GIVEN RECORDS:

** Begin **

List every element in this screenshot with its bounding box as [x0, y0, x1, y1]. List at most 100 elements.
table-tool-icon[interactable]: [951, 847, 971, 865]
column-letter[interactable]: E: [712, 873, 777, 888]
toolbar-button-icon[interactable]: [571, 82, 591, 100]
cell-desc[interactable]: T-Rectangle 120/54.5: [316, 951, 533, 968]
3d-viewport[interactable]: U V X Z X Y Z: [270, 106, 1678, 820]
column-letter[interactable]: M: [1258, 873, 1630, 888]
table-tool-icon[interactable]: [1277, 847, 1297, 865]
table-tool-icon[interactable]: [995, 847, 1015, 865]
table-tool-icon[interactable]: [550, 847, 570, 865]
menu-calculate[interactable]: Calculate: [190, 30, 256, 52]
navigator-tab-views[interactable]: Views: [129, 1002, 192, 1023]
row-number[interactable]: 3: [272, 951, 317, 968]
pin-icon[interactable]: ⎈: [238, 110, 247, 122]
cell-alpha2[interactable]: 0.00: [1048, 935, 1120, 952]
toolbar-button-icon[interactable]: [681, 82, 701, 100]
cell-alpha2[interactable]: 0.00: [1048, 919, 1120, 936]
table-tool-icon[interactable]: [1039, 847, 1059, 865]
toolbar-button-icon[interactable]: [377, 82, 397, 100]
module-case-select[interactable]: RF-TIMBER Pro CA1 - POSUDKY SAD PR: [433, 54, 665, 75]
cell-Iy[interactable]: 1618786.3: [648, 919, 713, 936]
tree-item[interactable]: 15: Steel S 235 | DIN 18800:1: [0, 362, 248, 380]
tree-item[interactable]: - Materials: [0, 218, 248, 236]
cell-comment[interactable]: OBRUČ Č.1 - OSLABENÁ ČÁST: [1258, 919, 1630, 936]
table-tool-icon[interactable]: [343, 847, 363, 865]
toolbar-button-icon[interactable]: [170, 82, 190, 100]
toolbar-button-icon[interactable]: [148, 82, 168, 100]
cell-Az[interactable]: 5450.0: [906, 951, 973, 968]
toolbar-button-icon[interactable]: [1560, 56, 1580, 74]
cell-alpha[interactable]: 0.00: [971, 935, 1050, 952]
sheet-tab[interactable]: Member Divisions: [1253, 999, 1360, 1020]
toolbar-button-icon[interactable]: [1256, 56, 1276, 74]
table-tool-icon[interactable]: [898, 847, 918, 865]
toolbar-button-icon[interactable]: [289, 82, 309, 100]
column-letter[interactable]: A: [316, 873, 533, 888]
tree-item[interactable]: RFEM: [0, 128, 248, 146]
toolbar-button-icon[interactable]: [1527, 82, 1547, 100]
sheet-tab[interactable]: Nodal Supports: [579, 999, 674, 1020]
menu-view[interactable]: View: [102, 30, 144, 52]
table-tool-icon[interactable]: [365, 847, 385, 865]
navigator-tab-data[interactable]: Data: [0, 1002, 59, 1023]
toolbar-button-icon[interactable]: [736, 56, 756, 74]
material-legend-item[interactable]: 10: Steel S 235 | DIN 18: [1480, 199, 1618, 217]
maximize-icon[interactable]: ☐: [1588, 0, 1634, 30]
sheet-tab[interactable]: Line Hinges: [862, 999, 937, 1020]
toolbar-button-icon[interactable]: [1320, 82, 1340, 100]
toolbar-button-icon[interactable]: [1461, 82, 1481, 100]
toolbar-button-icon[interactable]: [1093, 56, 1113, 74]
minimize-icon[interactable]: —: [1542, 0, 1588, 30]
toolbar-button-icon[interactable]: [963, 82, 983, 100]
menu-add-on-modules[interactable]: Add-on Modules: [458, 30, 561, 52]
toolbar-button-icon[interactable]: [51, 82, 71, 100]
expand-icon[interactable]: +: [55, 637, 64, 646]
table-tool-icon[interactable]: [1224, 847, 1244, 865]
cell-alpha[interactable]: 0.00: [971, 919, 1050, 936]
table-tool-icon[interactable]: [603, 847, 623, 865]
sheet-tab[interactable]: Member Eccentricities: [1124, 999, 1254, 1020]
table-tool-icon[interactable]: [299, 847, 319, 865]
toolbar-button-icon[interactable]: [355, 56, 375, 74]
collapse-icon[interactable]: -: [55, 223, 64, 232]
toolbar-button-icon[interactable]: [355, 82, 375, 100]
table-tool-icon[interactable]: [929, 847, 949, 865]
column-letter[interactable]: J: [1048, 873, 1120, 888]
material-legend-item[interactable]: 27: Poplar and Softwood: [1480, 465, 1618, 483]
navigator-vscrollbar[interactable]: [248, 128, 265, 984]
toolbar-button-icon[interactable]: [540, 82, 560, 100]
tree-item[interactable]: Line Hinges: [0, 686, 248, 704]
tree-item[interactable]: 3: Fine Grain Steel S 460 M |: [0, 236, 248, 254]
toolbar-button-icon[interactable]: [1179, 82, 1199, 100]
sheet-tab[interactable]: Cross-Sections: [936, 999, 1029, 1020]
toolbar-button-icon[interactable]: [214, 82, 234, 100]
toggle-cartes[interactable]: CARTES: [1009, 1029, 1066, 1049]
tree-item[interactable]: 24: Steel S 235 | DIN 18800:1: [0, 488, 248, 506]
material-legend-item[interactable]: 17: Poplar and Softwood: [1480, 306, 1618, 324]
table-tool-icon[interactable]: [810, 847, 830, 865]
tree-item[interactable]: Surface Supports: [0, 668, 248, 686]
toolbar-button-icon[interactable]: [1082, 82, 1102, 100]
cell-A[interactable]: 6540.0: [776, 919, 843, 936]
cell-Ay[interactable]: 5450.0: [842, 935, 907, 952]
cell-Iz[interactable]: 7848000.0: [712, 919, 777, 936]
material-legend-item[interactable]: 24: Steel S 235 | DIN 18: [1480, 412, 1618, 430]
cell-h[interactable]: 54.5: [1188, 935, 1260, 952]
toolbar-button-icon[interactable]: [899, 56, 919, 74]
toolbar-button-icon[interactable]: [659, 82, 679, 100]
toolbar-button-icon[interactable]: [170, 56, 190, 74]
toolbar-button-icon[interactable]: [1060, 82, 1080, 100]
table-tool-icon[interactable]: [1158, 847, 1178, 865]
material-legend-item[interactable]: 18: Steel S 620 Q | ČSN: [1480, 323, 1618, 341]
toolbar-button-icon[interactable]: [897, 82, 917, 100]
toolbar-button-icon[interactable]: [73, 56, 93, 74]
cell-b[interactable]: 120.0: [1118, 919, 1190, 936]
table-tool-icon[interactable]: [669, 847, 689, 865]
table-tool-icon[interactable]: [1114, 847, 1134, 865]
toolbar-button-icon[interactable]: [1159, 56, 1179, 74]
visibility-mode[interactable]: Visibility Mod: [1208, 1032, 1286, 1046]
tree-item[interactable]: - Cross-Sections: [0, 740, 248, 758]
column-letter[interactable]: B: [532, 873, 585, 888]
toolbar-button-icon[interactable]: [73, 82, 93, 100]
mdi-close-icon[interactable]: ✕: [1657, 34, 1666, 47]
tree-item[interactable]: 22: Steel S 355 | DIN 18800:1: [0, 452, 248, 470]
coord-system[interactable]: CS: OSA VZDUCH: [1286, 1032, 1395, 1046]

** End **
** Begin **

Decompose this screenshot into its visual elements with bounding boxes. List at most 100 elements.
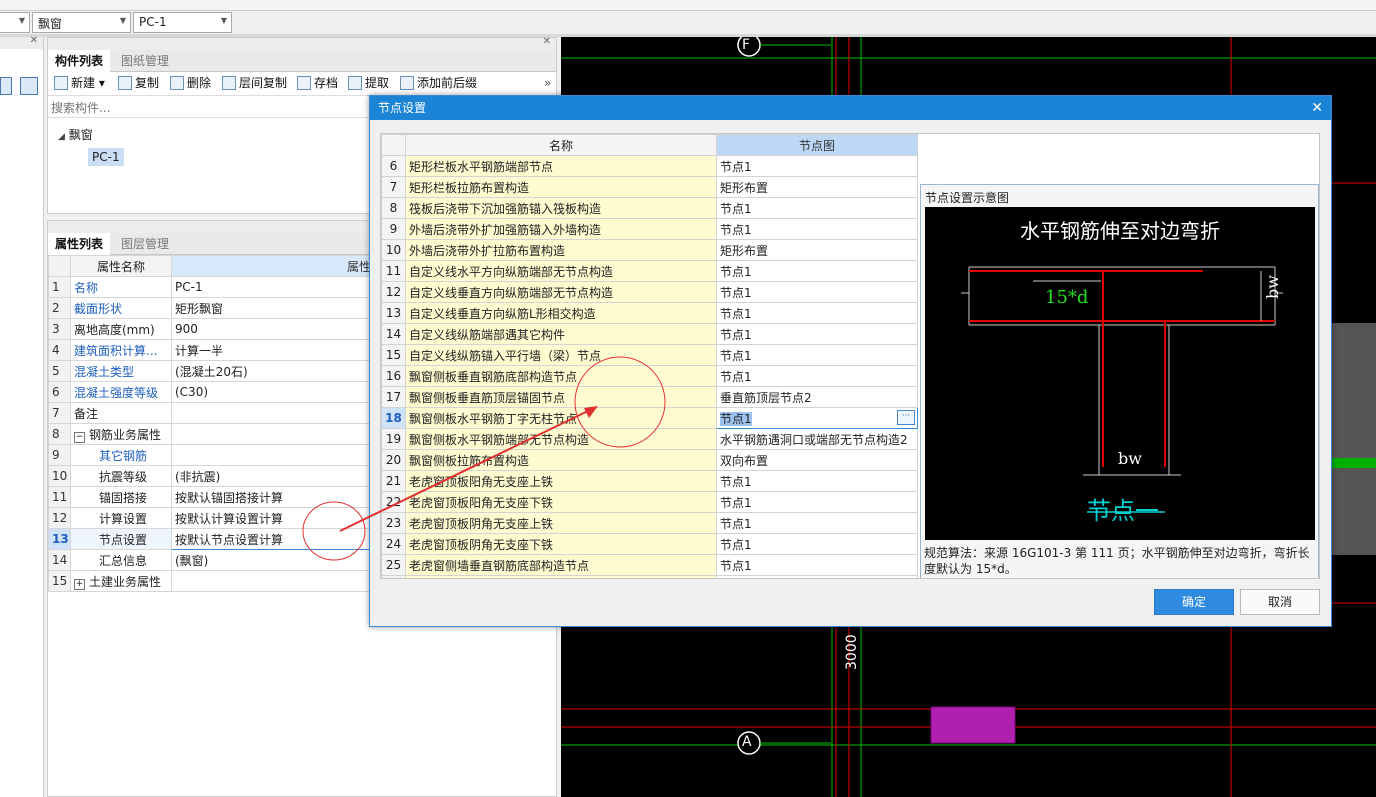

** End **

PROBLEM TO WORK ON: Repeat the lines of the material above, from the line containing "List every element" through the line containing "table-tool-icon[interactable]: [1277, 847, 1297, 865]", both included, with no changes.

EXERCISE ANSWER:
List every element in this screenshot with its bounding box as [x0, y0, x1, y1]. List at most 100 elements.
table-tool-icon[interactable]: [951, 847, 971, 865]
column-letter[interactable]: E: [712, 873, 777, 888]
toolbar-button-icon[interactable]: [571, 82, 591, 100]
cell-desc[interactable]: T-Rectangle 120/54.5: [316, 951, 533, 968]
3d-viewport[interactable]: U V X Z X Y Z: [270, 106, 1678, 820]
column-letter[interactable]: M: [1258, 873, 1630, 888]
table-tool-icon[interactable]: [1277, 847, 1297, 865]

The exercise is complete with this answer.